Copy out the lines of the material verbatim, beginning at the line that contains "phone-button[interactable] (27, 932, 65, 970)" and ending after the line that contains "menu-button[interactable] (399, 123, 425, 149)".

================

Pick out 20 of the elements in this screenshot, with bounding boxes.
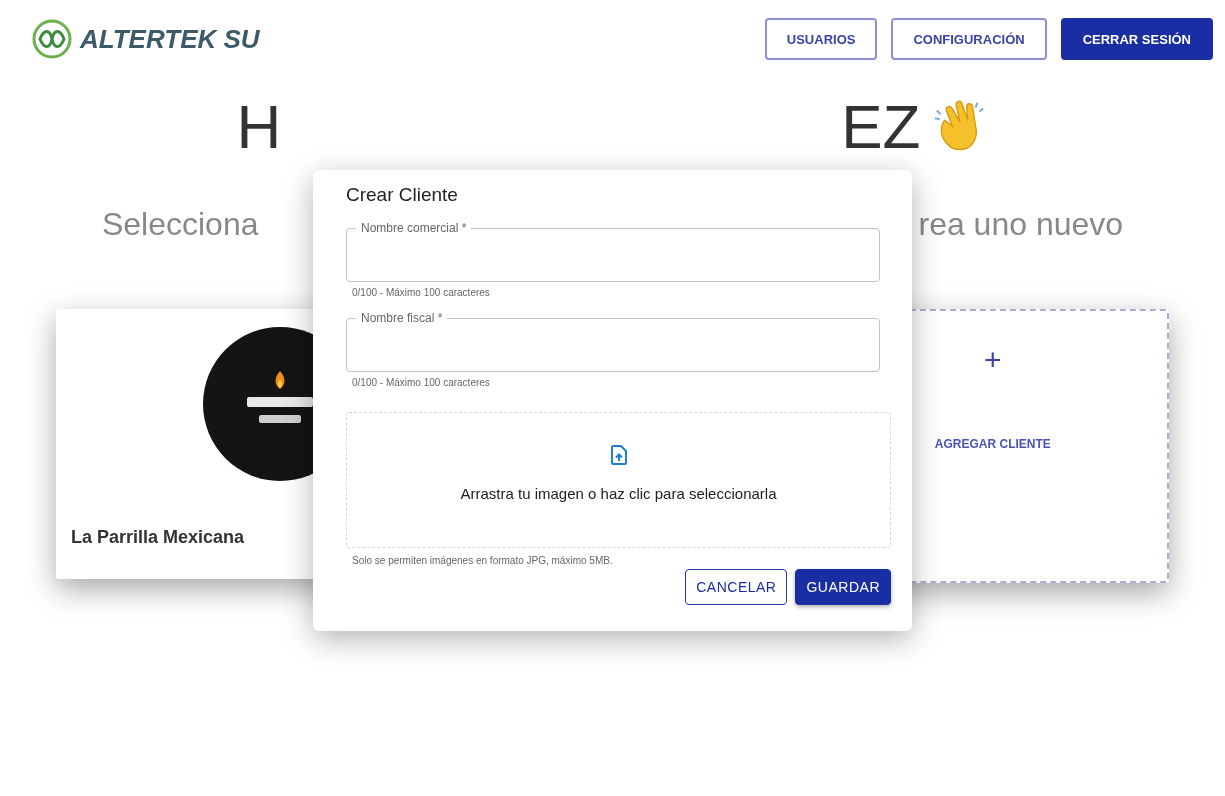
header-button[interactable]: CONFIGURACIÓN bbox=[891, 18, 1047, 60]
dialog-button[interactable]: GUARDAR bbox=[795, 569, 891, 605]
logo-text: ALTERTEK SU bbox=[80, 23, 260, 55]
greeting-heading: EZ bbox=[841, 90, 921, 162]
dialog-title: Crear Cliente bbox=[346, 184, 459, 206]
greeting-heading: H bbox=[236, 90, 282, 162]
drop-zone-text: Arrastra tu imagen o haz clic para seleccionarla bbox=[460, 485, 777, 502]
header-button[interactable]: USUARIOS bbox=[764, 18, 878, 60]
header-button[interactable]: CERRAR SESIÓN bbox=[1060, 18, 1213, 60]
add-client-label: AGREGAR CLIENTE bbox=[934, 437, 1051, 451]
dialog-button[interactable]: CANCELAR bbox=[685, 569, 788, 605]
image-drop-zone[interactable]: Arrastra tu imagen o haz clic para seleccionarla bbox=[346, 412, 891, 548]
plus-icon: + bbox=[984, 343, 1002, 377]
text-field[interactable]: Nombre comercial * bbox=[346, 220, 880, 282]
file-upload-icon bbox=[610, 445, 627, 465]
logo-icon bbox=[32, 19, 72, 59]
greeting-subtitle: Selecciona bbox=[101, 206, 259, 243]
field-hint: 0/100 - Máximo 100 caracteres bbox=[352, 287, 491, 298]
client-name: La Parrilla Mexicana bbox=[71, 527, 246, 548]
greeting-subtitle: rea uno nuevo bbox=[918, 206, 1124, 243]
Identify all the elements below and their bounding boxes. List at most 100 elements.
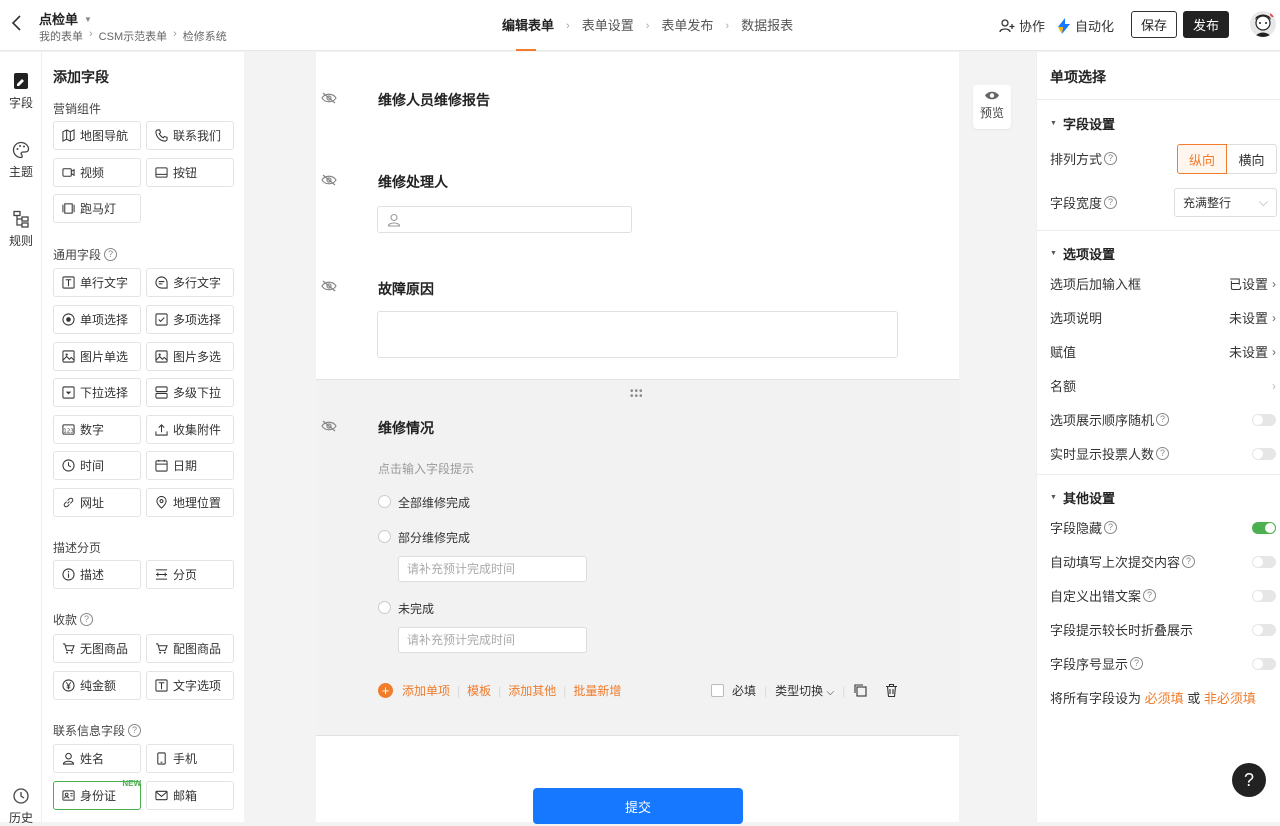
nav-item-theme[interactable]: 主题 [0,141,42,180]
custom-error-toggle[interactable] [1252,589,1276,602]
help-icon[interactable]: ? [1156,447,1170,460]
quota-row[interactable]: 名额 › [1050,376,1276,395]
section-field-settings[interactable]: ▼ 字段设置 [1050,114,1115,133]
active-form-field[interactable]: ••• ••• 维修情况 点击输入字段提示 全部维修完成 部分维修完成 请补充预计… [316,379,959,736]
collapse-hint-toggle[interactable] [1252,623,1276,636]
option-input-row[interactable]: 选项后加输入框 已设置 › [1050,274,1276,293]
help-icon[interactable]: ? [1130,657,1144,670]
help-icon[interactable]: ? [128,724,142,737]
field-email[interactable]: 邮箱 [146,781,234,810]
trash-icon[interactable] [884,683,899,698]
breadcrumb-item[interactable]: 检修系统 [183,28,227,44]
field-video[interactable]: 视频 [53,158,141,187]
avatar[interactable] [1250,11,1276,37]
field-attachment[interactable]: 收集附件 [146,415,234,444]
option-label[interactable]: 部分维修完成 [398,529,470,546]
field-number-toggle[interactable] [1252,657,1276,670]
fault-reason-textarea[interactable] [377,311,898,358]
publish-button[interactable]: 发布 [1183,11,1229,38]
nav-item-history[interactable]: 历史 [0,787,42,826]
help-button[interactable]: ? [1232,763,1266,797]
tab-form-publish[interactable]: 表单发布 [661,0,713,51]
plus-circle-icon[interactable]: + [378,683,393,698]
copy-icon[interactable] [853,683,868,698]
help-icon[interactable]: ? [1143,589,1157,602]
field-button[interactable]: 按钮 [146,158,234,187]
tab-edit-form[interactable]: 编辑表单 [502,0,554,51]
help-icon[interactable]: ? [1104,152,1118,165]
nav-item-fields[interactable]: 字段 [0,72,42,111]
form-field[interactable]: 故障原因 [316,242,959,379]
option-radio[interactable] [378,495,391,508]
field-hint[interactable]: 点击输入字段提示 [378,460,474,477]
set-all-required-link[interactable]: 必须填 [1145,691,1184,706]
eye-off-icon[interactable] [321,92,337,104]
field-contact-us[interactable]: 联系我们 [146,121,234,150]
field-id-card[interactable]: 身份证 NEW [53,779,141,810]
option-desc-row[interactable]: 选项说明 未设置 › [1050,308,1276,327]
field-multi-choice[interactable]: 多项选择 [146,305,234,334]
field-description[interactable]: 描述 [53,560,141,589]
option-label[interactable]: 未完成 [398,600,434,617]
tab-form-settings[interactable]: 表单设置 [582,0,634,51]
eye-off-icon[interactable] [321,280,337,292]
field-map-nav[interactable]: 地图导航 [53,121,141,150]
help-icon[interactable]: ? [1104,196,1118,209]
eye-off-icon[interactable] [321,420,337,432]
field-title[interactable]: 维修情况 [378,418,434,438]
field-product-no-image[interactable]: 无图商品 [53,634,141,663]
add-other-link[interactable]: 添加其他 [508,682,556,699]
breadcrumb-item[interactable]: 我的表单 [39,28,83,44]
preview-button[interactable]: 预览 [973,85,1011,129]
submit-button[interactable]: 提交 [533,788,743,824]
required-checkbox[interactable] [711,684,724,697]
automation-button[interactable]: 自动化 [1057,16,1114,35]
help-icon[interactable]: ? [1156,413,1170,426]
field-dropdown[interactable]: 下拉选择 [53,378,141,407]
completion-time-input[interactable]: 请补充预计完成时间 [398,627,587,653]
field-image-multi[interactable]: 图片多选 [146,342,234,371]
collab-button[interactable]: 协作 [999,16,1045,35]
completion-time-input[interactable]: 请补充预计完成时间 [398,556,587,582]
field-single-line[interactable]: 单行文字 [53,268,141,297]
help-icon[interactable]: ? [80,613,94,626]
field-cascade-dropdown[interactable]: 多级下拉 [146,378,234,407]
option-radio[interactable] [378,530,391,543]
field-name[interactable]: 姓名 [53,744,141,773]
drag-handle-icon[interactable]: ••• ••• [630,387,644,402]
help-icon[interactable]: ? [104,248,118,261]
hide-field-toggle[interactable] [1252,521,1276,534]
field-single-choice[interactable]: 单项选择 [53,305,141,334]
field-amount[interactable]: 纯金额 [53,671,141,700]
handler-input[interactable] [377,206,632,233]
field-url[interactable]: 网址 [53,488,141,517]
back-arrow-icon[interactable] [10,14,28,34]
form-field[interactable]: 维修处理人 [316,132,959,242]
help-icon[interactable]: ? [1104,521,1118,534]
tab-data-report[interactable]: 数据报表 [741,0,793,51]
template-link[interactable]: 模板 [467,682,491,699]
option-radio[interactable] [378,601,391,614]
assign-value-row[interactable]: 赋值 未设置 › [1050,342,1276,361]
section-option-settings[interactable]: ▼ 选项设置 [1050,244,1115,263]
random-order-toggle[interactable] [1252,413,1276,426]
field-time[interactable]: 时间 [53,451,141,480]
help-icon[interactable]: ? [1182,555,1196,568]
field-width-select[interactable]: 充满整行 ⌵ [1174,188,1277,217]
field-image-single[interactable]: 图片单选 [53,342,141,371]
field-text-option[interactable]: 文字选项 [146,671,234,700]
field-mobile[interactable]: 手机 [146,744,234,773]
field-page-break[interactable]: 分页 [146,560,234,589]
field-multi-line[interactable]: 多行文字 [146,268,234,297]
save-button[interactable]: 保存 [1131,11,1177,38]
show-votes-toggle[interactable] [1252,447,1276,460]
type-switch[interactable]: 类型切换 ⌵ [775,682,834,699]
field-product-with-image[interactable]: 配图商品 [146,634,234,663]
form-field[interactable]: 维修人员维修报告 [316,52,959,132]
add-option-link[interactable]: 添加单项 [402,682,450,699]
field-date[interactable]: 日期 [146,451,234,480]
eye-off-icon[interactable] [321,174,337,186]
autofill-toggle[interactable] [1252,555,1276,568]
field-marquee[interactable]: 跑马灯 [53,194,141,223]
field-location[interactable]: 地理位置 [146,488,234,517]
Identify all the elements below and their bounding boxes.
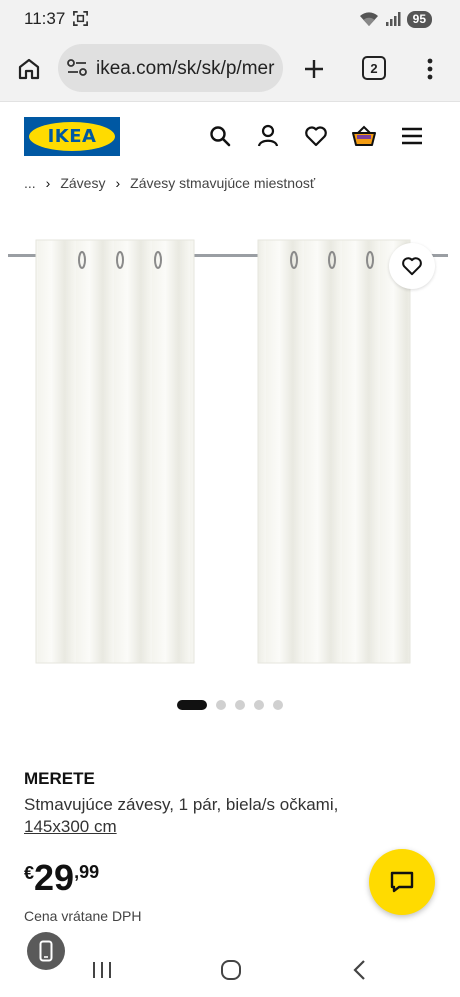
phone-button[interactable] (27, 932, 65, 970)
carousel-dot[interactable] (216, 700, 226, 710)
carousel-indicator (177, 700, 283, 710)
status-time: 11:37 (24, 9, 66, 28)
recent-apps-button[interactable] (89, 957, 115, 983)
carousel-dot[interactable] (235, 700, 245, 710)
home-nav-button[interactable] (218, 957, 244, 983)
carousel-dot[interactable] (273, 700, 283, 710)
recent-apps-icon (93, 962, 111, 978)
product-size-link[interactable]: 145x300 cm (24, 817, 117, 837)
heart-icon (305, 126, 327, 147)
tab-switcher-button[interactable]: 2 (362, 56, 386, 80)
product-name: MERETE (24, 769, 95, 788)
carousel-dot[interactable] (254, 700, 264, 710)
battery-level: 95 (406, 10, 432, 28)
address-bar[interactable]: ikea.com/sk/sk/p/mer (58, 44, 283, 92)
chat-button[interactable] (369, 849, 435, 915)
signal-icon (385, 12, 401, 26)
url-text: ikea.com/sk/sk/p/mer (96, 58, 275, 79)
browser-toolbar: ikea.com/sk/sk/p/mer 2 (0, 38, 460, 102)
back-icon (353, 960, 365, 980)
chevron-right-icon: › (115, 175, 121, 191)
screenshot-icon (73, 11, 88, 26)
basket-icon (352, 125, 376, 146)
home-circle-icon (221, 960, 241, 980)
site-settings-icon (67, 59, 87, 76)
save-to-favourites-button[interactable] (389, 243, 435, 289)
browser-menu-button[interactable] (418, 53, 442, 85)
basket-button[interactable] (351, 123, 377, 149)
breadcrumb-item[interactable]: Závesy (60, 175, 105, 191)
chat-icon (390, 871, 414, 893)
more-vert-icon (427, 58, 433, 80)
breadcrumb-item[interactable]: Závesy stmavujúce miestnosť (130, 175, 315, 191)
price-decimal: 99 (79, 862, 100, 882)
ikea-logo[interactable]: IKEA (24, 117, 120, 156)
product-description: Stmavujúce závesy, 1 pár, biela/s očkami… (24, 795, 339, 814)
home-button[interactable] (14, 54, 44, 84)
phone-icon (39, 940, 53, 962)
system-navigation-bar (0, 932, 460, 997)
site-header: IKEA (0, 103, 460, 169)
heart-icon (402, 257, 422, 276)
hamburger-menu-icon (402, 127, 422, 145)
favourites-button[interactable] (303, 123, 329, 149)
home-icon (18, 58, 40, 80)
price-integer: 29 (34, 857, 75, 898)
status-icons: 95 (359, 10, 432, 28)
breadcrumb-ellipsis[interactable]: ... (24, 175, 36, 191)
menu-button[interactable] (399, 123, 425, 149)
search-button[interactable] (207, 123, 233, 149)
status-bar: 11:37 95 (0, 0, 460, 38)
logo-text: IKEA (47, 126, 97, 147)
product-price: € 29 , 99 (24, 858, 99, 898)
new-tab-button[interactable] (298, 53, 330, 85)
search-icon (210, 126, 231, 147)
chevron-right-icon: › (45, 175, 51, 191)
price-currency: € (24, 863, 35, 883)
price-vat-note: Cena vrátane DPH (24, 908, 142, 924)
breadcrumb: ... › Závesy › Závesy stmavujúce miestno… (24, 174, 454, 192)
wifi-icon (359, 12, 378, 26)
carousel-dot[interactable] (177, 700, 207, 710)
account-icon (257, 124, 279, 147)
plus-icon (305, 60, 323, 78)
back-button[interactable] (347, 957, 373, 983)
account-button[interactable] (255, 123, 281, 149)
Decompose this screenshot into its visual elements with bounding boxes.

================

● FINISHED EXERCISE:
phone-button[interactable] (27, 932, 65, 970)
carousel-dot[interactable] (216, 700, 226, 710)
carousel-indicator (177, 700, 283, 710)
status-time: 11:37 (24, 9, 66, 28)
recent-apps-button[interactable] (89, 957, 115, 983)
carousel-dot[interactable] (235, 700, 245, 710)
home-nav-button[interactable] (218, 957, 244, 983)
carousel-dot[interactable] (273, 700, 283, 710)
recent-apps-icon (93, 962, 111, 978)
product-size-link[interactable]: 145x300 cm (24, 817, 117, 837)
heart-icon (305, 126, 327, 147)
tab-switcher-button[interactable]: 2 (362, 56, 386, 80)
product-name: MERETE (24, 769, 95, 788)
carousel-dot[interactable] (254, 700, 264, 710)
battery-level: 95 (406, 10, 432, 28)
address-bar[interactable]: ikea.com/sk/sk/p/mer (58, 44, 283, 92)
chat-button[interactable] (369, 849, 435, 915)
signal-icon (385, 12, 401, 26)
url-text: ikea.com/sk/sk/p/mer (96, 58, 275, 79)
browser-toolbar: ikea.com/sk/sk/p/mer 2 (0, 38, 460, 102)
back-icon (353, 960, 365, 980)
chevron-right-icon: › (115, 175, 121, 191)
screenshot-icon (73, 11, 88, 26)
basket-icon (352, 125, 376, 146)
home-circle-icon (221, 960, 241, 980)
site-settings-icon (67, 59, 87, 76)
save-to-favourites-button[interactable] (389, 243, 435, 289)
browser-menu-button[interactable] (418, 53, 442, 85)
basket-button[interactable] (351, 123, 377, 149)
breadcrumb-item[interactable]: Závesy (60, 175, 105, 191)
chat-icon (390, 871, 414, 893)
more-vert-icon (427, 58, 433, 80)
breadcrumb-item[interactable]: Závesy stmavujúce miestnosť (130, 175, 315, 191)
price-decimal: 99 (79, 862, 100, 882)
ikea-logo[interactable]: IKEA (24, 117, 120, 156)
product-description: Stmavujúce závesy, 1 pár, biela/s očkami… (24, 795, 339, 814)
home-button[interactable] (14, 54, 44, 84)
phone-icon (39, 940, 53, 962)
system-navigation-bar (0, 932, 460, 997)
site-header: IKEA (0, 103, 460, 169)
heart-icon (402, 257, 422, 276)
hamburger-menu-icon (402, 127, 422, 145)
favourites-button[interactable] (303, 123, 329, 149)
home-icon (18, 58, 40, 80)
price-integer: 29 (34, 857, 75, 898)
status-icons: 95 (359, 10, 432, 28)
breadcrumb-ellipsis[interactable]: ... (24, 175, 36, 191)
menu-button[interactable] (399, 123, 425, 149)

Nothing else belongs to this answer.